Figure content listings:
....

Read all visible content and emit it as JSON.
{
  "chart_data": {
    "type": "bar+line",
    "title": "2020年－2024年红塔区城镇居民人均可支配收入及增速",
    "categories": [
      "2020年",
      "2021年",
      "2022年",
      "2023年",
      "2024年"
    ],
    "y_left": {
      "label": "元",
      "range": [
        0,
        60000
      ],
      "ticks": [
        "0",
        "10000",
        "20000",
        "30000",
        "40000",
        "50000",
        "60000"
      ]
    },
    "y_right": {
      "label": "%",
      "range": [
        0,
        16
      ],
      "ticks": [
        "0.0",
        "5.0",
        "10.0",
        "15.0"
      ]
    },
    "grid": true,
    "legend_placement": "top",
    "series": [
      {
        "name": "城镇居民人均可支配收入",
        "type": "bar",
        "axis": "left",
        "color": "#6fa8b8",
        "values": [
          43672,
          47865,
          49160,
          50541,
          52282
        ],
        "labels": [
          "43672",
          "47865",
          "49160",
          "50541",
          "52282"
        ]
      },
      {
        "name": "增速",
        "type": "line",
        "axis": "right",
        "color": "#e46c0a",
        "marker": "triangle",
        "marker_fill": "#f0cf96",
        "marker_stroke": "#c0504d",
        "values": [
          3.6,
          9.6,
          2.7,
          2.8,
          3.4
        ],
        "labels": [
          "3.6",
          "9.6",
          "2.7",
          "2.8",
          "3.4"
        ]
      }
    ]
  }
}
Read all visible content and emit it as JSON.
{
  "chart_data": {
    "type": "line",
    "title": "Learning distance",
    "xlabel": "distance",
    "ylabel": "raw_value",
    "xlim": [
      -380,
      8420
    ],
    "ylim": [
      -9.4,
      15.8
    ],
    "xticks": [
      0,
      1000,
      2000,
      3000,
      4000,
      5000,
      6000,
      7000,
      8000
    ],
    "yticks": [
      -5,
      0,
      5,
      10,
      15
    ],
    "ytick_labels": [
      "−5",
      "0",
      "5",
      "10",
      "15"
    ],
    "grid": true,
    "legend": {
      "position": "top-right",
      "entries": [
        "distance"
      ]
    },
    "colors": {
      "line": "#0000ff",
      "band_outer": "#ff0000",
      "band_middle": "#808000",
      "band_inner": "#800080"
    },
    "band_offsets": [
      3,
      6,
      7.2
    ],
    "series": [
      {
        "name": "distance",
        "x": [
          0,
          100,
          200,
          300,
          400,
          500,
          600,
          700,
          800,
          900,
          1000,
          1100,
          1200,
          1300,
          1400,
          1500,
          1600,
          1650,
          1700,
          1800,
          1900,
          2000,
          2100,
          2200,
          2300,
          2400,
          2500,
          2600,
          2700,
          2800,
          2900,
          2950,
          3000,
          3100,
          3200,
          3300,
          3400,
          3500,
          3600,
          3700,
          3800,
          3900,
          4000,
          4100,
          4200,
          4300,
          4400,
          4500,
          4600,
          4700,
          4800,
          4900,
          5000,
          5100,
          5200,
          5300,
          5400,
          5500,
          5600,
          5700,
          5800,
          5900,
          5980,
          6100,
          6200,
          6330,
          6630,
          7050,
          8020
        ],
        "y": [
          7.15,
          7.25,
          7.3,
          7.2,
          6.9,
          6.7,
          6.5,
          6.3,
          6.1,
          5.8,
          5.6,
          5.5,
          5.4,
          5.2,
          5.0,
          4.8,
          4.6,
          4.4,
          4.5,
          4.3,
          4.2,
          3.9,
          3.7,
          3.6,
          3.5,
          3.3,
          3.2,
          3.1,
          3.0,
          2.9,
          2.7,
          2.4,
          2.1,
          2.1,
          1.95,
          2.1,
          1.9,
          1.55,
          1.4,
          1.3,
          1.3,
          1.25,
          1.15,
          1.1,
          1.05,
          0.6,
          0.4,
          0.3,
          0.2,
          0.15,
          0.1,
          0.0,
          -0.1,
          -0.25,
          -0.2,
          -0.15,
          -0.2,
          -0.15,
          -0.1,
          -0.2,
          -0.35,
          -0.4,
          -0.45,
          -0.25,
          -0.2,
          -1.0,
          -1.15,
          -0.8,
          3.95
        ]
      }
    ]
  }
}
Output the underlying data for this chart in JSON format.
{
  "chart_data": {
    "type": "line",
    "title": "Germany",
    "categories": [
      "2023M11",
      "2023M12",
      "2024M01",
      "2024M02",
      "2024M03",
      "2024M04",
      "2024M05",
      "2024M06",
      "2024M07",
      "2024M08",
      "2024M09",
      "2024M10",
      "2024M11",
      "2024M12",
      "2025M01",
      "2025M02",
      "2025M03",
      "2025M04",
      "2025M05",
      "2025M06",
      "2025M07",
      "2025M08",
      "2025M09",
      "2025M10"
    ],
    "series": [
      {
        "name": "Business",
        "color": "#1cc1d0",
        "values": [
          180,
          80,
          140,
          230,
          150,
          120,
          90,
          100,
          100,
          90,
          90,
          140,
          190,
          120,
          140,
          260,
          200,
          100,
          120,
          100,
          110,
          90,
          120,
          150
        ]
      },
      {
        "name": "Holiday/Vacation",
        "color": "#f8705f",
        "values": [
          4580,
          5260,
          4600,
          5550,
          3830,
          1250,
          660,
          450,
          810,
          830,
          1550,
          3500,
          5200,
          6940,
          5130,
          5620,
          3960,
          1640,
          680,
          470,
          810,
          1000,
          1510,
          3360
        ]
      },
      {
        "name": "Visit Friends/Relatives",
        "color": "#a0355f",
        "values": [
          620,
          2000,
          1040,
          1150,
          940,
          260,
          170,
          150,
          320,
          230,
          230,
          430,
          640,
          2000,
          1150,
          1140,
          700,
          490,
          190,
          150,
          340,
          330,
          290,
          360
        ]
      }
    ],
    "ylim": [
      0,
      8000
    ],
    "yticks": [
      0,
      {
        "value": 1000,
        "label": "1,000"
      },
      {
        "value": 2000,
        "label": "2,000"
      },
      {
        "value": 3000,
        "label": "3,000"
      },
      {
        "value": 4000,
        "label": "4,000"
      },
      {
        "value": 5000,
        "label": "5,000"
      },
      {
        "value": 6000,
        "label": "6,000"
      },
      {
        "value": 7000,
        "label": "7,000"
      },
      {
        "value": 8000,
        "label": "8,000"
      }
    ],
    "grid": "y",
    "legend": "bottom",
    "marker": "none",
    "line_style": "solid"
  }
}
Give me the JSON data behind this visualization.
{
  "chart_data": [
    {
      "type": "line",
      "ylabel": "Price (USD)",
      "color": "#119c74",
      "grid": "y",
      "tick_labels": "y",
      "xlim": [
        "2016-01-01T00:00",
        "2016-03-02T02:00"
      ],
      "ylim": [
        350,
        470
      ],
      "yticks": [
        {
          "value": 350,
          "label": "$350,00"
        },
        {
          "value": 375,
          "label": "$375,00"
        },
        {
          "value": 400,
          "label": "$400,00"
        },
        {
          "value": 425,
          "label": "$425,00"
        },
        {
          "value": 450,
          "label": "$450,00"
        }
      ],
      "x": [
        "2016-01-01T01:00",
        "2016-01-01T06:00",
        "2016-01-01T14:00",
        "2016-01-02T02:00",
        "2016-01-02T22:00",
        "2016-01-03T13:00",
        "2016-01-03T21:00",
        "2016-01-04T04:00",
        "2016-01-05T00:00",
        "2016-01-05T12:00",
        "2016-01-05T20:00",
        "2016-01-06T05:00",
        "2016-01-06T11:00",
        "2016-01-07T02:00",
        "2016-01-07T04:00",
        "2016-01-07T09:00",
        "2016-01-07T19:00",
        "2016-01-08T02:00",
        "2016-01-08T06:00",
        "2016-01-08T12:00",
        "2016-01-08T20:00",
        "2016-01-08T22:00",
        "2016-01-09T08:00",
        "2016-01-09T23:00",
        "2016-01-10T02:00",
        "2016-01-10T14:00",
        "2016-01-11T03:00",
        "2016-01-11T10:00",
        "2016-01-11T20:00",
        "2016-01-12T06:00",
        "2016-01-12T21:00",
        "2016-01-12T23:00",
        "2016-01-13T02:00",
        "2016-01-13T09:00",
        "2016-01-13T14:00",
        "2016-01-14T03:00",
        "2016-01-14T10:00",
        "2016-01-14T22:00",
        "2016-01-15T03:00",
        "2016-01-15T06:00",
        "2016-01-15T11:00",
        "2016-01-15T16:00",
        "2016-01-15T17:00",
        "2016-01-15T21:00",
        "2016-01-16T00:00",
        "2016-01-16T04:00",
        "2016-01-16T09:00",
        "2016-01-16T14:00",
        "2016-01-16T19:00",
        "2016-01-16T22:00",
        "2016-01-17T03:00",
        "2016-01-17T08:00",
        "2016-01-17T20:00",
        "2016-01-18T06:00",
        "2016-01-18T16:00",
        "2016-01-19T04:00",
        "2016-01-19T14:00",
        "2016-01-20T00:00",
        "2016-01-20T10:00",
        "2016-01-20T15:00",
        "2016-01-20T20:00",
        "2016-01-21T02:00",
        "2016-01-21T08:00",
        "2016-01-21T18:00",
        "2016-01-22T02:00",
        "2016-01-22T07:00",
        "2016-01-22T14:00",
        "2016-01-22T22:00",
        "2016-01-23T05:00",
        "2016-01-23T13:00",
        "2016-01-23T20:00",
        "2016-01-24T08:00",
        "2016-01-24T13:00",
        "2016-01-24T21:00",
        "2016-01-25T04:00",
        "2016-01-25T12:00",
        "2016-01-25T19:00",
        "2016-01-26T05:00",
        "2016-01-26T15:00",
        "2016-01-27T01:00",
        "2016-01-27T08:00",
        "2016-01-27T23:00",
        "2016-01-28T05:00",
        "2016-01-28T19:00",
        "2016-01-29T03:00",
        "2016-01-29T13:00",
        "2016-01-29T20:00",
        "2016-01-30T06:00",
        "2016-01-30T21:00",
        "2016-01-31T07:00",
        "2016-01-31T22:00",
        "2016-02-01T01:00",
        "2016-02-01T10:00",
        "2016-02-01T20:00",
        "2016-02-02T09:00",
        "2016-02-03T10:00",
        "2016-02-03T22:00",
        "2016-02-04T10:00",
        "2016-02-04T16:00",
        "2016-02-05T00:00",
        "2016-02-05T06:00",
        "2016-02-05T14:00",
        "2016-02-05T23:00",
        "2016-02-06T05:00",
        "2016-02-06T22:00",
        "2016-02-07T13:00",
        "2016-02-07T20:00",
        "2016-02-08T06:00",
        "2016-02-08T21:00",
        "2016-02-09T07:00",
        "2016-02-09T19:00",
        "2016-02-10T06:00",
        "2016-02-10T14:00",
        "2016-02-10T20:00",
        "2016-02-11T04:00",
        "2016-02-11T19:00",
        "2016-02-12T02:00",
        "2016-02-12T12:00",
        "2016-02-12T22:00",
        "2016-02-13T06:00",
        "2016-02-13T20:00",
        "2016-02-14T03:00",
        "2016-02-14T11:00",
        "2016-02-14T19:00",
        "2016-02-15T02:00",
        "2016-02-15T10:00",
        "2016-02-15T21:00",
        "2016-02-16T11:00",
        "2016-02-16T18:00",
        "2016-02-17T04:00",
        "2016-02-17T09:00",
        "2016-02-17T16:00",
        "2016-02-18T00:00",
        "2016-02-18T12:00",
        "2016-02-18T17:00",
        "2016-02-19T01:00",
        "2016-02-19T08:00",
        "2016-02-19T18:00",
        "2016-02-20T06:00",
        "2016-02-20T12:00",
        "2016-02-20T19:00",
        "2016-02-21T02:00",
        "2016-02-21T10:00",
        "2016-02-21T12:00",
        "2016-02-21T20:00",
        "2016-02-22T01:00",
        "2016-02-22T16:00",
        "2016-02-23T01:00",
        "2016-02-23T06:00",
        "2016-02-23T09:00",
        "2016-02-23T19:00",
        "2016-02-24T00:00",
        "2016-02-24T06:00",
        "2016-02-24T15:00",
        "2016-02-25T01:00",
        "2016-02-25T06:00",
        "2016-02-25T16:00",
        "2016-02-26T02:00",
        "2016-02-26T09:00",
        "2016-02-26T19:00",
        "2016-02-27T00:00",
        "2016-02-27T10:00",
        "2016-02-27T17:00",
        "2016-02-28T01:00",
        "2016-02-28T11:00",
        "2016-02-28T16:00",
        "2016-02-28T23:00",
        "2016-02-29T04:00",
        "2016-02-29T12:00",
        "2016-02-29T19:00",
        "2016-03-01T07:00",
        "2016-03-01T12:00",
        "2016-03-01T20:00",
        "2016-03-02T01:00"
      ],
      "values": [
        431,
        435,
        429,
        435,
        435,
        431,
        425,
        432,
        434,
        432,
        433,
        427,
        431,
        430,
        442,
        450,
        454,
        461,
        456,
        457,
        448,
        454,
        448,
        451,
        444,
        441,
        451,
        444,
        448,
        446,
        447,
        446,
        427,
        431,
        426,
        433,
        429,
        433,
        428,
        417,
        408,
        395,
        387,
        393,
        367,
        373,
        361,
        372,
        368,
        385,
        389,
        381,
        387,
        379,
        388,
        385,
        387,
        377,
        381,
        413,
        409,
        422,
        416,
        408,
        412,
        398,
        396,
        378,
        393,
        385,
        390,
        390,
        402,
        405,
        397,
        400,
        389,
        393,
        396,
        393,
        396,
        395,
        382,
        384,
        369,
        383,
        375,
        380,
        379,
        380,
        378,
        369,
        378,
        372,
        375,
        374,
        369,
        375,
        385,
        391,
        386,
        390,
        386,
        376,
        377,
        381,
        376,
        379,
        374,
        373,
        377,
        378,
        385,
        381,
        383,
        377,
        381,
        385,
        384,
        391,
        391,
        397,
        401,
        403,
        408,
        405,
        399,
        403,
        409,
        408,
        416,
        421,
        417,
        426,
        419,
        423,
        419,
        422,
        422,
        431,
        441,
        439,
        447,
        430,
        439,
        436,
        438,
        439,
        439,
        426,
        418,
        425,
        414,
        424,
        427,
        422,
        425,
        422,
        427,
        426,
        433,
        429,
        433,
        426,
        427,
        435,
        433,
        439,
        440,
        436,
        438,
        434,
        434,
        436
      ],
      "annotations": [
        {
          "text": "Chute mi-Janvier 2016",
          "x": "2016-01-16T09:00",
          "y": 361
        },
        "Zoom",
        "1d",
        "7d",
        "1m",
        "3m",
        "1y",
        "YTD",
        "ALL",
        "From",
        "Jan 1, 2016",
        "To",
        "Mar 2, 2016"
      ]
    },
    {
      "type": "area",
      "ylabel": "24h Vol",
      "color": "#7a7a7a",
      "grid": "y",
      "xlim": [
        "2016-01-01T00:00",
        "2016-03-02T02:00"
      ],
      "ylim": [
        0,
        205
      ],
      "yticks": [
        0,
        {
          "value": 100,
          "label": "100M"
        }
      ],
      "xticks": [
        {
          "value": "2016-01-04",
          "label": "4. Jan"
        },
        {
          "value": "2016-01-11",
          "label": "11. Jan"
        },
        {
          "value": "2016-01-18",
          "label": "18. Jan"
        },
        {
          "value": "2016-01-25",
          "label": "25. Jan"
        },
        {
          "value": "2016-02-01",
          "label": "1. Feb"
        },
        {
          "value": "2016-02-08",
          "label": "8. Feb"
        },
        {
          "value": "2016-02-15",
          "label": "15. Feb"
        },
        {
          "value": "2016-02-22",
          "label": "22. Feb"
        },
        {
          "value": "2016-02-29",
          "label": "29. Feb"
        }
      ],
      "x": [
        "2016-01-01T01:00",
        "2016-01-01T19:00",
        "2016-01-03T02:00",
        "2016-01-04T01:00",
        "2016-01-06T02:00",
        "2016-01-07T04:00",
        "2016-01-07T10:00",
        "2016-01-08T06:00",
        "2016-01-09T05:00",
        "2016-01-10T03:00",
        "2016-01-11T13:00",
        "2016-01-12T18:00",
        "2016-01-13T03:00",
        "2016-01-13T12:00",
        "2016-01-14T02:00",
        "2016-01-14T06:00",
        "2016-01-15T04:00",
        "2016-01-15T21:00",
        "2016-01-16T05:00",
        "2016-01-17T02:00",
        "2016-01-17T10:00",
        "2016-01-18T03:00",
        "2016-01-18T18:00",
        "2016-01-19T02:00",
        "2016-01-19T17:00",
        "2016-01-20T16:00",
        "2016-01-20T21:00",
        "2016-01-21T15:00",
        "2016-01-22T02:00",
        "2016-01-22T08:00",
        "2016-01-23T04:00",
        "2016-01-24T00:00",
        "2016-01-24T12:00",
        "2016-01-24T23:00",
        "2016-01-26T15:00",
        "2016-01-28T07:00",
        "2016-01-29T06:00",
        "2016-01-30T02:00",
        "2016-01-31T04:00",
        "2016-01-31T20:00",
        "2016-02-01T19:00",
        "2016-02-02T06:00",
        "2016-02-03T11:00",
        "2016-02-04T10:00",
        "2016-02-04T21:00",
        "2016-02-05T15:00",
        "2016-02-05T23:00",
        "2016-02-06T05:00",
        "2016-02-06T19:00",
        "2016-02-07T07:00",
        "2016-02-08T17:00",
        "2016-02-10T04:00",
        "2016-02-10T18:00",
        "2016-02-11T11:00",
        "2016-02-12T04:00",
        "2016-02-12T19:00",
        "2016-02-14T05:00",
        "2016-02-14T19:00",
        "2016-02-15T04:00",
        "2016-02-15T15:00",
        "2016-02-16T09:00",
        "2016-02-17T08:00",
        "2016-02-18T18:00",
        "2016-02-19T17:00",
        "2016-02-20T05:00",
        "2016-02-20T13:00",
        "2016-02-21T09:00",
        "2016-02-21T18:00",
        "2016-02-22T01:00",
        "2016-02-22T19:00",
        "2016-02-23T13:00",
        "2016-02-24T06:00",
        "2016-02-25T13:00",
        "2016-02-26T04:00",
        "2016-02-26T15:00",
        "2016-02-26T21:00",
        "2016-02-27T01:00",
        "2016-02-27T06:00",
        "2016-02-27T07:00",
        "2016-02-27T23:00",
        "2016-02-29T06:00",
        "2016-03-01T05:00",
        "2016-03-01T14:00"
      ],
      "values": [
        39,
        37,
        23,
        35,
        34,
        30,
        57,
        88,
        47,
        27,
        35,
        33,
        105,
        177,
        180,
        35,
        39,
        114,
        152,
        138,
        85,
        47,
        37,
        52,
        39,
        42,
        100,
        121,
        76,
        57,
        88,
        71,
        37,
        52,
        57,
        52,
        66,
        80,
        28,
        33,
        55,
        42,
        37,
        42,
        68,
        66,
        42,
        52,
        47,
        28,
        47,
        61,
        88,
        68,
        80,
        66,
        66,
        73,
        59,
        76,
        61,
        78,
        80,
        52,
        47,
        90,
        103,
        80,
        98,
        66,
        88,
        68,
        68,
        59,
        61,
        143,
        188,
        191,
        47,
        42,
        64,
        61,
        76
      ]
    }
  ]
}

....

Your instructions: Return the lines of the records that include the string "this".

Complete response:
Output the underlying data for this chart in JSON format.
Give me the JSON data behind this visualization.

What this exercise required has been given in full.